Written problem: Write out the entries verbatim and leave the images out of the copy.

Input records:
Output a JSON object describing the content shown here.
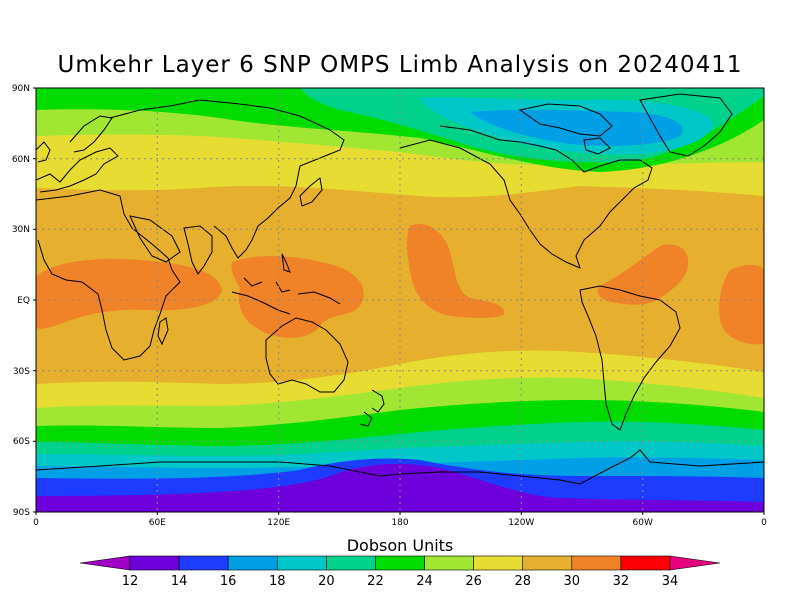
{
  "title": "Umkehr Layer 6 SNP OMPS Limb Analysis on 20240411",
  "map": {
    "lat_labels": [
      "90N",
      "60N",
      "30N",
      "EQ",
      "30S",
      "60S",
      "90S"
    ],
    "lon_labels": [
      "0",
      "60E",
      "120E",
      "180",
      "120W",
      "60W",
      "0"
    ]
  },
  "colorbar": {
    "title": "Dobson Units",
    "tick_labels": [
      "12",
      "14",
      "16",
      "18",
      "20",
      "22",
      "24",
      "26",
      "28",
      "30",
      "32",
      "34"
    ],
    "colors": [
      "#a000c8",
      "#6e00dc",
      "#1e3cff",
      "#00a0e6",
      "#00c8c8",
      "#00d28c",
      "#00dc00",
      "#a0e632",
      "#e6dc32",
      "#e6af2d",
      "#f08228",
      "#fa0000",
      "#e6007a"
    ]
  },
  "chart_data": {
    "type": "heatmap",
    "title": "Umkehr Layer 6 SNP OMPS Limb Analysis on 20240411",
    "units": "Dobson Units",
    "xlim": [
      0,
      360
    ],
    "ylim": [
      -90,
      90
    ],
    "zonal_bands": [
      {
        "lat_from": 90,
        "lat_to": 70,
        "value_range": [
          22,
          24
        ]
      },
      {
        "lat_from": 70,
        "lat_to": 60,
        "value_range": [
          24,
          26
        ]
      },
      {
        "lat_from": 60,
        "lat_to": 50,
        "value_range": [
          26,
          28
        ]
      },
      {
        "lat_from": 50,
        "lat_to": 35,
        "value_range": [
          28,
          30
        ]
      },
      {
        "lat_from": 35,
        "lat_to": -25,
        "value_range": [
          28,
          30
        ]
      },
      {
        "lat_from": -25,
        "lat_to": -38,
        "value_range": [
          26,
          28
        ]
      },
      {
        "lat_from": -38,
        "lat_to": -48,
        "value_range": [
          24,
          26
        ]
      },
      {
        "lat_from": -48,
        "lat_to": -55,
        "value_range": [
          22,
          24
        ]
      },
      {
        "lat_from": -55,
        "lat_to": -62,
        "value_range": [
          20,
          22
        ]
      },
      {
        "lat_from": -62,
        "lat_to": -70,
        "value_range": [
          18,
          20
        ]
      },
      {
        "lat_from": -70,
        "lat_to": -76,
        "value_range": [
          16,
          18
        ]
      },
      {
        "lat_from": -76,
        "lat_to": -90,
        "value_range": [
          12,
          16
        ]
      }
    ],
    "maxima_regions": [
      {
        "region": "Africa / Indian Ocean tropics",
        "value_range": [
          30,
          32
        ]
      },
      {
        "region": "Maritime Continent / West Pacific",
        "value_range": [
          30,
          32
        ]
      },
      {
        "region": "Central Pacific tropics",
        "value_range": [
          30,
          32
        ]
      },
      {
        "region": "Tropical Atlantic",
        "value_range": [
          30,
          32
        ]
      }
    ],
    "minima_regions": [
      {
        "region": "Canadian Arctic / Greenland",
        "value_range": [
          18,
          22
        ]
      },
      {
        "region": "Antarctica near 180",
        "value_range": [
          12,
          14
        ]
      }
    ]
  }
}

Exercise solution:
Output a JSON object describing the content shown here.
{
  "title": "Umkehr Layer 6 SNP OMPS Limb Analysis on 20240411",
  "map": {
    "lat_labels": [
      "90N",
      "60N",
      "30N",
      "EQ",
      "30S",
      "60S",
      "90S"
    ],
    "lon_labels": [
      "0",
      "60E",
      "120E",
      "180",
      "120W",
      "60W",
      "0"
    ]
  },
  "colorbar": {
    "title": "Dobson Units",
    "tick_labels": [
      "12",
      "14",
      "16",
      "18",
      "20",
      "22",
      "24",
      "26",
      "28",
      "30",
      "32",
      "34"
    ],
    "colors": [
      "#a000c8",
      "#6e00dc",
      "#1e3cff",
      "#00a0e6",
      "#00c8c8",
      "#00d28c",
      "#00dc00",
      "#a0e632",
      "#e6dc32",
      "#e6af2d",
      "#f08228",
      "#fa0000",
      "#e6007a"
    ]
  },
  "chart_data": {
    "type": "heatmap",
    "title": "Umkehr Layer 6 SNP OMPS Limb Analysis on 20240411",
    "units": "Dobson Units",
    "xlim": [
      0,
      360
    ],
    "ylim": [
      -90,
      90
    ],
    "zonal_bands": [
      {
        "lat_from": 90,
        "lat_to": 70,
        "value_range": [
          22,
          24
        ]
      },
      {
        "lat_from": 70,
        "lat_to": 60,
        "value_range": [
          24,
          26
        ]
      },
      {
        "lat_from": 60,
        "lat_to": 50,
        "value_range": [
          26,
          28
        ]
      },
      {
        "lat_from": 50,
        "lat_to": 35,
        "value_range": [
          28,
          30
        ]
      },
      {
        "lat_from": 35,
        "lat_to": -25,
        "value_range": [
          28,
          30
        ]
      },
      {
        "lat_from": -25,
        "lat_to": -38,
        "value_range": [
          26,
          28
        ]
      },
      {
        "lat_from": -38,
        "lat_to": -48,
        "value_range": [
          24,
          26
        ]
      },
      {
        "lat_from": -48,
        "lat_to": -55,
        "value_range": [
          22,
          24
        ]
      },
      {
        "lat_from": -55,
        "lat_to": -62,
        "value_range": [
          20,
          22
        ]
      },
      {
        "lat_from": -62,
        "lat_to": -70,
        "value_range": [
          18,
          20
        ]
      },
      {
        "lat_from": -70,
        "lat_to": -76,
        "value_range": [
          16,
          18
        ]
      },
      {
        "lat_from": -76,
        "lat_to": -90,
        "value_range": [
          12,
          16
        ]
      }
    ],
    "maxima_regions": [
      {
        "region": "Africa / Indian Ocean tropics",
        "value_range": [
          30,
          32
        ]
      },
      {
        "region": "Maritime Continent / West Pacific",
        "value_range": [
          30,
          32
        ]
      },
      {
        "region": "Central Pacific tropics",
        "value_range": [
          30,
          32
        ]
      },
      {
        "region": "Tropical Atlantic",
        "value_range": [
          30,
          32
        ]
      }
    ],
    "minima_regions": [
      {
        "region": "Canadian Arctic / Greenland",
        "value_range": [
          18,
          22
        ]
      },
      {
        "region": "Antarctica near 180",
        "value_range": [
          12,
          14
        ]
      }
    ]
  }
}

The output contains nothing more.